#### PROVIDED INFORMATION
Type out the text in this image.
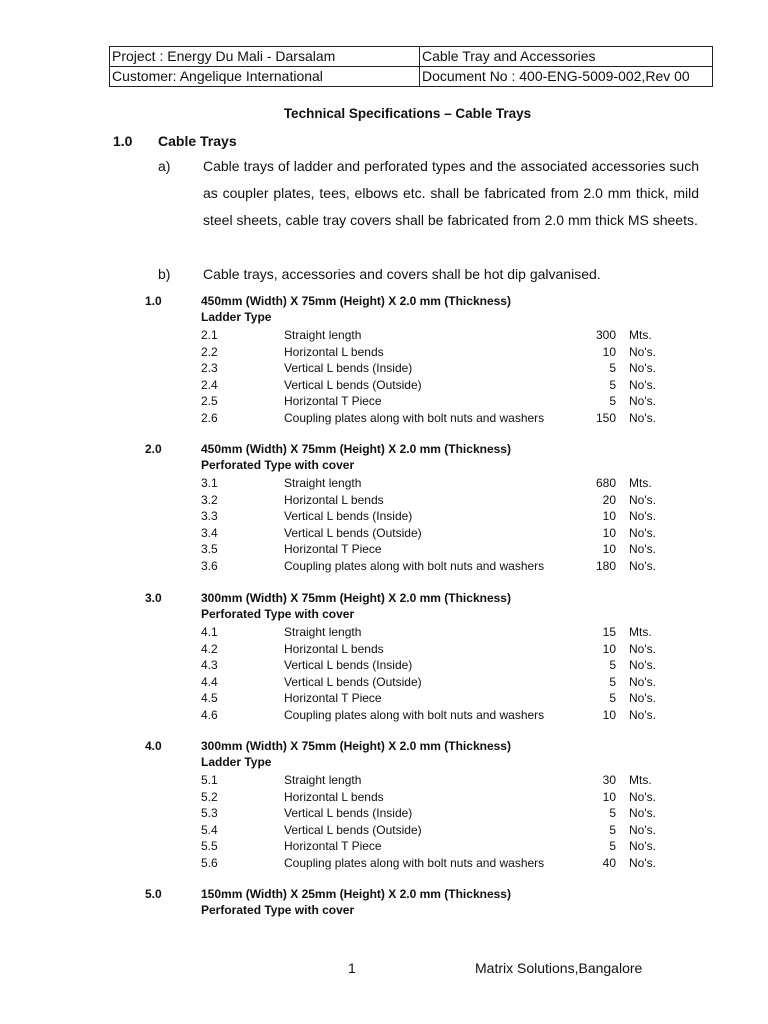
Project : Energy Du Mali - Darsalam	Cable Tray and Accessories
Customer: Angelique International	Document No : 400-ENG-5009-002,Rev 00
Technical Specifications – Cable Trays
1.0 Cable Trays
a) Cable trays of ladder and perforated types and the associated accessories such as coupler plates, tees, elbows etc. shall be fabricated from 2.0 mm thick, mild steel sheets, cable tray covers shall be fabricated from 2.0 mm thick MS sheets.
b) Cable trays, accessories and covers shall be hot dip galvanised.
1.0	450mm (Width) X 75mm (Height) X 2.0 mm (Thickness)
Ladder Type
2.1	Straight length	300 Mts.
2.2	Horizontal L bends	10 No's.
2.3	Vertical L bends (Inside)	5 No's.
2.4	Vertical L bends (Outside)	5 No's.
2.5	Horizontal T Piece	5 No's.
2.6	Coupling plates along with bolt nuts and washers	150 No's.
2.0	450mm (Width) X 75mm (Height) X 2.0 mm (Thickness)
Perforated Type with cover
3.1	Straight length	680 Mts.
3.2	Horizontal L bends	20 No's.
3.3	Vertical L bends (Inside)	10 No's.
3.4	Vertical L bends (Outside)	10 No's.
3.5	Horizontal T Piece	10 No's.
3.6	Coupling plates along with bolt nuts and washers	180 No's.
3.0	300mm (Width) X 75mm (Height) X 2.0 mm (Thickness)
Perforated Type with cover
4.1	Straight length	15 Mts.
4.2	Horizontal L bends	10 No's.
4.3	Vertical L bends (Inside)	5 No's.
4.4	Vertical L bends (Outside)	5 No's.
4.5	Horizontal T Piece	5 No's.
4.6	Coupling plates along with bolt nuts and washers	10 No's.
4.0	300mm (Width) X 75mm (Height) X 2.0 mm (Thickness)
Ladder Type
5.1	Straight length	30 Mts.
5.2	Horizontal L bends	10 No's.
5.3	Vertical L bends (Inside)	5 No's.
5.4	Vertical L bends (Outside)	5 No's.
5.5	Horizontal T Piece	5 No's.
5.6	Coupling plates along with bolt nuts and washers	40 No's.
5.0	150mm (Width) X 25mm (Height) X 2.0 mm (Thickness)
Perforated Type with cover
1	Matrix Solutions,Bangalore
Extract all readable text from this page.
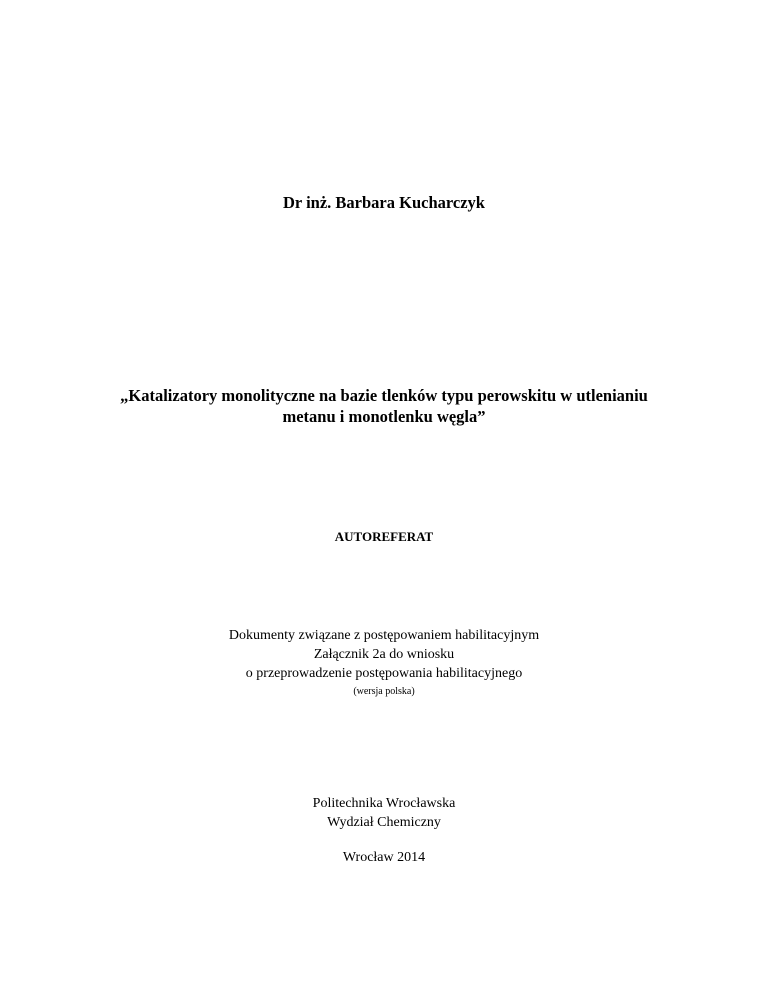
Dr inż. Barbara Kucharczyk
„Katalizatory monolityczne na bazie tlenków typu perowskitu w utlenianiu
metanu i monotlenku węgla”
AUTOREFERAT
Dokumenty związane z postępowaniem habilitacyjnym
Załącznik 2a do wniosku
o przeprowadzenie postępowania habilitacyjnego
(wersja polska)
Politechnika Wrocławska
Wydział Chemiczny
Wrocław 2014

#### WRITTEN REQUEST
Without the pictures, write out all of the material exactly.

#### THE RESPONSE
Type out the text in this image.
Project : Energy Du Mali - Darsalam	Cable Tray and Accessories
Customer: Angelique International	Document No : 400-ENG-5009-002,Rev 00
Technical Specifications – Cable Trays
1.0 Cable Trays
a) Cable trays of ladder and perforated types and the associated accessories such as coupler plates, tees, elbows etc. shall be fabricated from 2.0 mm thick, mild steel sheets, cable tray covers shall be fabricated from 2.0 mm thick MS sheets.
b) Cable trays, accessories and covers shall be hot dip galvanised.
1.0	450mm (Width) X 75mm (Height) X 2.0 mm (Thickness)
Ladder Type
2.1	Straight length	300 Mts.
2.2	Horizontal L bends	10 No's.
2.3	Vertical L bends (Inside)	5 No's.
2.4	Vertical L bends (Outside)	5 No's.
2.5	Horizontal T Piece	5 No's.
2.6	Coupling plates along with bolt nuts and washers	150 No's.
2.0	450mm (Width) X 75mm (Height) X 2.0 mm (Thickness)
Perforated Type with cover
3.1	Straight length	680 Mts.
3.2	Horizontal L bends	20 No's.
3.3	Vertical L bends (Inside)	10 No's.
3.4	Vertical L bends (Outside)	10 No's.
3.5	Horizontal T Piece	10 No's.
3.6	Coupling plates along with bolt nuts and washers	180 No's.
3.0	300mm (Width) X 75mm (Height) X 2.0 mm (Thickness)
Perforated Type with cover
4.1	Straight length	15 Mts.
4.2	Horizontal L bends	10 No's.
4.3	Vertical L bends (Inside)	5 No's.
4.4	Vertical L bends (Outside)	5 No's.
4.5	Horizontal T Piece	5 No's.
4.6	Coupling plates along with bolt nuts and washers	10 No's.
4.0	300mm (Width) X 75mm (Height) X 2.0 mm (Thickness)
Ladder Type
5.1	Straight length	30 Mts.
5.2	Horizontal L bends	10 No's.
5.3	Vertical L bends (Inside)	5 No's.
5.4	Vertical L bends (Outside)	5 No's.
5.5	Horizontal T Piece	5 No's.
5.6	Coupling plates along with bolt nuts and washers	40 No's.
5.0	150mm (Width) X 25mm (Height) X 2.0 mm (Thickness)
Perforated Type with cover
1	Matrix Solutions,Bangalore
Extract all readable text from this page.
Dr inż. Barbara Kucharczyk
„Katalizatory monolityczne na bazie tlenków typu perowskitu w utlenianiu
metanu i monotlenku węgla”
AUTOREFERAT
Dokumenty związane z postępowaniem habilitacyjnym
Załącznik 2a do wniosku
o przeprowadzenie postępowania habilitacyjnego
(wersja polska)
Politechnika Wrocławska
Wydział Chemiczny
Wrocław 2014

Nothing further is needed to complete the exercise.